[Items from a data source]
----------

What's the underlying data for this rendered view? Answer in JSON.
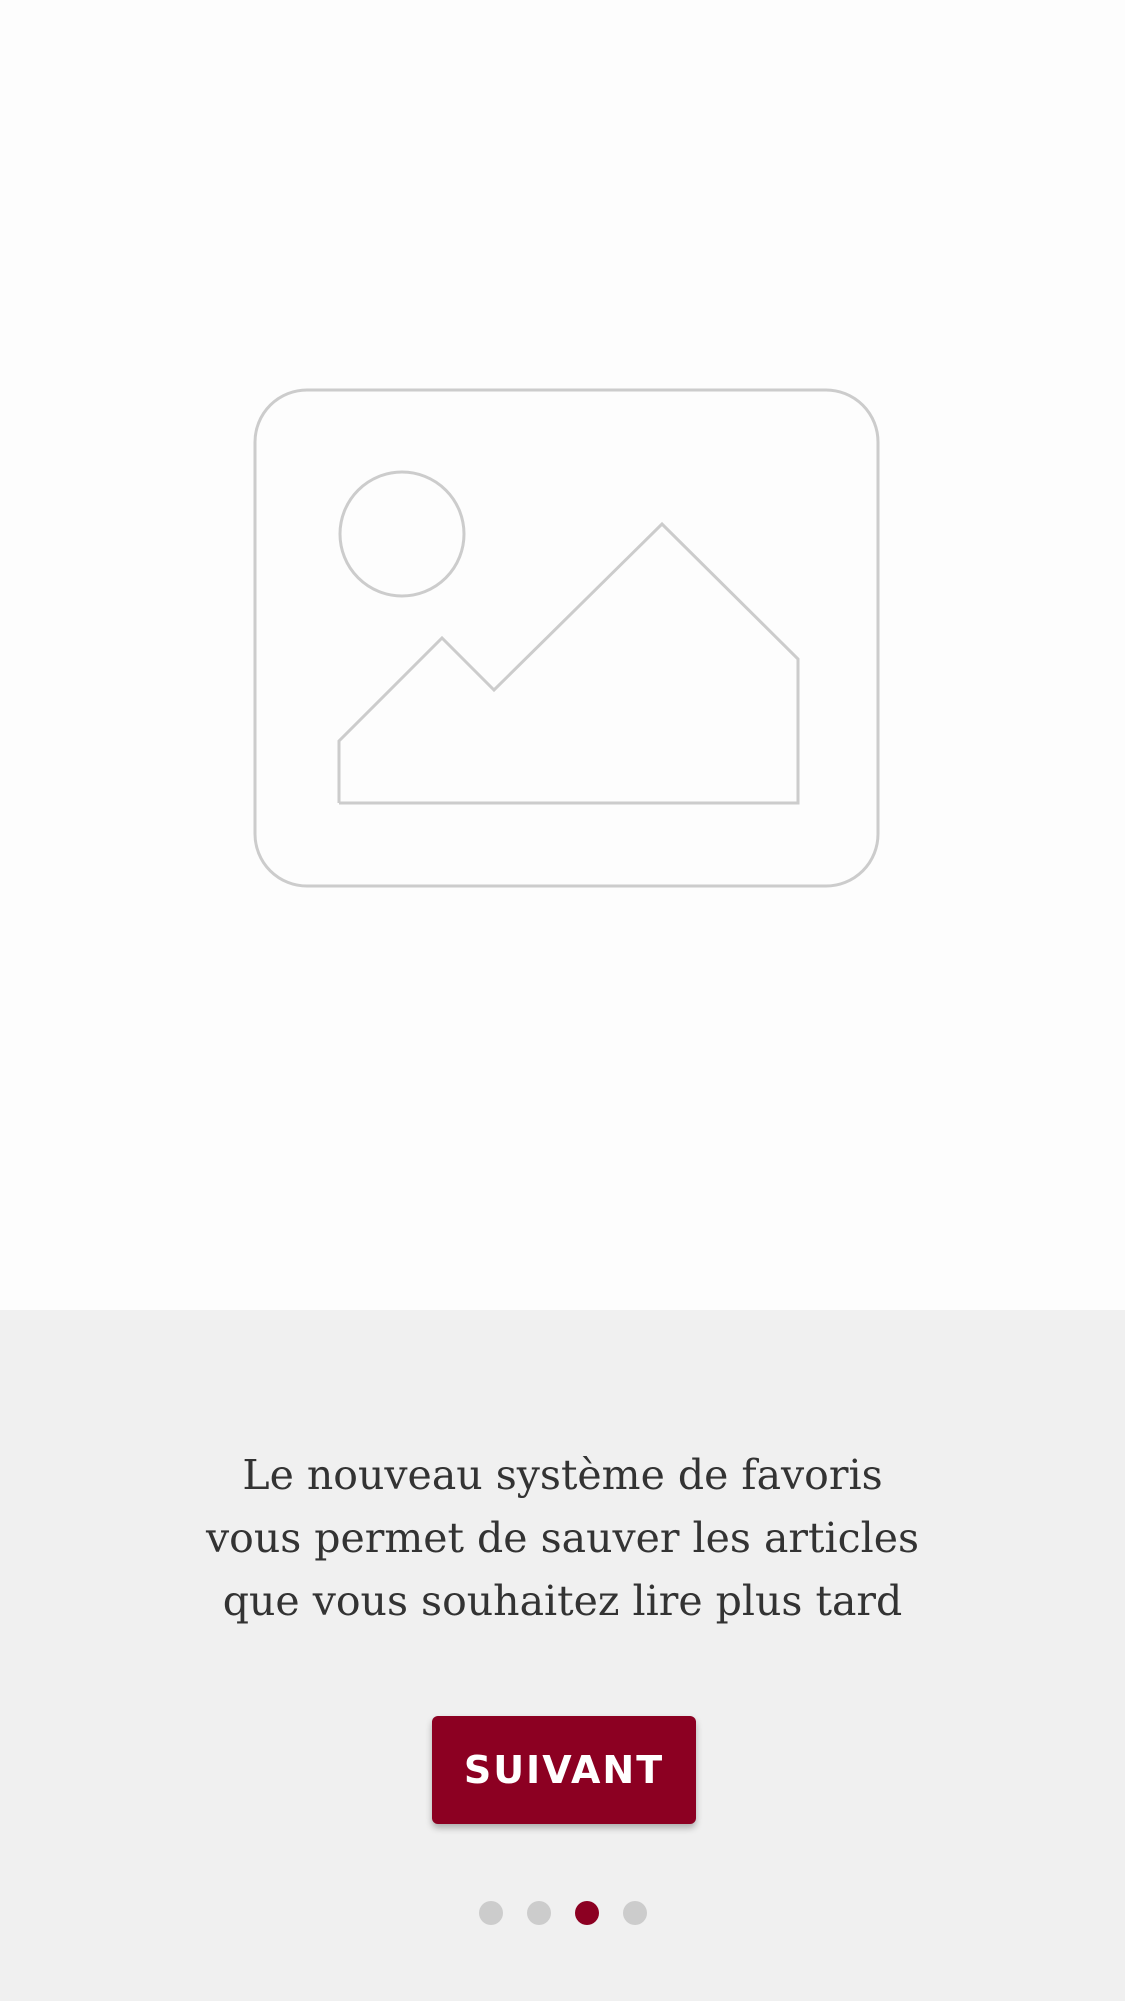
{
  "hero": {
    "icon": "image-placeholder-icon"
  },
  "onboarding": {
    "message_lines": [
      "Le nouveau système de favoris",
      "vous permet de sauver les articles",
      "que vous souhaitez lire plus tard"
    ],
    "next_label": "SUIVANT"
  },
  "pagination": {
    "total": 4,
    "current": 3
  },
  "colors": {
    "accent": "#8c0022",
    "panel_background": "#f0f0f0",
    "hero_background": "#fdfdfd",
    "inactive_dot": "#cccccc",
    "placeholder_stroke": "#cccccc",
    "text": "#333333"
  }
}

----------

__WORK TO DO__:
Without the pictures, reproduce every line of the records above exactly.

__WRITTEN ANSWER__:
What's the underlying data for this rendered view? Answer in JSON.
{
  "hero": {
    "icon": "image-placeholder-icon"
  },
  "onboarding": {
    "message_lines": [
      "Le nouveau système de favoris",
      "vous permet de sauver les articles",
      "que vous souhaitez lire plus tard"
    ],
    "next_label": "SUIVANT"
  },
  "pagination": {
    "total": 4,
    "current": 3
  },
  "colors": {
    "accent": "#8c0022",
    "panel_background": "#f0f0f0",
    "hero_background": "#fdfdfd",
    "inactive_dot": "#cccccc",
    "placeholder_stroke": "#cccccc",
    "text": "#333333"
  }
}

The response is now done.